* Requirements *
Wherever "high" appears in a line, list that line.

* Records shown *
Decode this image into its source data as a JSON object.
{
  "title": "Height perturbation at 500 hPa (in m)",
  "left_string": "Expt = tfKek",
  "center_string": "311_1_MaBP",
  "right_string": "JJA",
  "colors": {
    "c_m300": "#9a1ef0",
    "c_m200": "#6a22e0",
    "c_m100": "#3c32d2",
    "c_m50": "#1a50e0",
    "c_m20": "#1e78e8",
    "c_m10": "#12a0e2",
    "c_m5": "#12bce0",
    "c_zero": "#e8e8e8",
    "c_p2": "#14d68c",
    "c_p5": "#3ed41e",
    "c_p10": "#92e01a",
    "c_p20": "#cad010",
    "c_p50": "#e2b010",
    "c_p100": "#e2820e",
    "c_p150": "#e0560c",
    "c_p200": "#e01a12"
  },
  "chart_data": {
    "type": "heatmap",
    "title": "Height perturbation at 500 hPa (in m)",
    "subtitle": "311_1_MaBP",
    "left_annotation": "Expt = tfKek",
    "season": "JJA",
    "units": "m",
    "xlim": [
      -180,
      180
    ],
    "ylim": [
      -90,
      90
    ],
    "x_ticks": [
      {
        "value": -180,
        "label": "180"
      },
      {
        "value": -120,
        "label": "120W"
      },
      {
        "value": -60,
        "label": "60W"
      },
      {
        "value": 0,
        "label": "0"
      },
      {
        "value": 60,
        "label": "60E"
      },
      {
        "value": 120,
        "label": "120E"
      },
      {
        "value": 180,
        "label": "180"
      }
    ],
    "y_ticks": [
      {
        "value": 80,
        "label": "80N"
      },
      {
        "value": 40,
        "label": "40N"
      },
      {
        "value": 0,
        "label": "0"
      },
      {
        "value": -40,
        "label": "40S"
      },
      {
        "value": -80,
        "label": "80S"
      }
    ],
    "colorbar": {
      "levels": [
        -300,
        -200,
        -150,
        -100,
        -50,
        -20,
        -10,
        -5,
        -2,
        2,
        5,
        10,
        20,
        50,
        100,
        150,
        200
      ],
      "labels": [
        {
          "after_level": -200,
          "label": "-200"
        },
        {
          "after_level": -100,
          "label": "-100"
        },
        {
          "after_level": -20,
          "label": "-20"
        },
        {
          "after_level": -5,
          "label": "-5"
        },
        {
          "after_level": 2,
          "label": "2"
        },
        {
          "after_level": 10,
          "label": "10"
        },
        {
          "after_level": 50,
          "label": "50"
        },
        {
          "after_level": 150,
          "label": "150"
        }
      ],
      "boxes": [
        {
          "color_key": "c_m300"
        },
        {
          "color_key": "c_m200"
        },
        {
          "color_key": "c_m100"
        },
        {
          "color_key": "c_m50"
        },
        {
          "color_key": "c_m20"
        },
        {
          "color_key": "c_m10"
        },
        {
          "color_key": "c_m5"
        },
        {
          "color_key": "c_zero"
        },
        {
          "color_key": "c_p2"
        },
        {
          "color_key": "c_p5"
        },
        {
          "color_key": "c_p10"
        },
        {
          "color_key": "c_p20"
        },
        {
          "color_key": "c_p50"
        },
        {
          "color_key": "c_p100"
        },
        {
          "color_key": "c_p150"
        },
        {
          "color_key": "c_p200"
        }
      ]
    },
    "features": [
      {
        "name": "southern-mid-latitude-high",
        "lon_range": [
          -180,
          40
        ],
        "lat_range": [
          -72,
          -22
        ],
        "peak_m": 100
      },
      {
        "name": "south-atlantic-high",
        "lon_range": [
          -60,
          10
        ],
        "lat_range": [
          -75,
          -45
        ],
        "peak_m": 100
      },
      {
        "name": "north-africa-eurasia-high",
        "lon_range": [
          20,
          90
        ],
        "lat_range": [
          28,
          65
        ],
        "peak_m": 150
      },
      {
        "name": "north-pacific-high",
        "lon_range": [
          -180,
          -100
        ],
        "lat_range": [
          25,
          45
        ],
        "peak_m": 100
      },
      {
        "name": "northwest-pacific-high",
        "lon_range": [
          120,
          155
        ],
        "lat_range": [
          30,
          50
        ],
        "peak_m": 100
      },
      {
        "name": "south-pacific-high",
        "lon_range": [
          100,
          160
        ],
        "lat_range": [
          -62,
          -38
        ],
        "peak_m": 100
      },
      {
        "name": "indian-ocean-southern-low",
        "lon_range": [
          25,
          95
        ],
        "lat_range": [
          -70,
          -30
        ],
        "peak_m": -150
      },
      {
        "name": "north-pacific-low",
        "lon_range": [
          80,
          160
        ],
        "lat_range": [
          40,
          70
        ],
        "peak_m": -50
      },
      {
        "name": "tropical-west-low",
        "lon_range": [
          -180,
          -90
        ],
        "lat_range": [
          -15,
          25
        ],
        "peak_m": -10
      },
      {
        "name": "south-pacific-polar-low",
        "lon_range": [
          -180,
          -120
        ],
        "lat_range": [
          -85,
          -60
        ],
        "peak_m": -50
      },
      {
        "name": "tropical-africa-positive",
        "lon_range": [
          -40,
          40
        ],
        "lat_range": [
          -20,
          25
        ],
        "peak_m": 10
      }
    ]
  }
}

* Response to this exercise *
        "name": "southern-mid-latitude-high",
        "name": "south-atlantic-high",
        "name": "north-africa-eurasia-high",
        "name": "north-pacific-high",
        "name": "northwest-pacific-high",
        "name": "south-pacific-high",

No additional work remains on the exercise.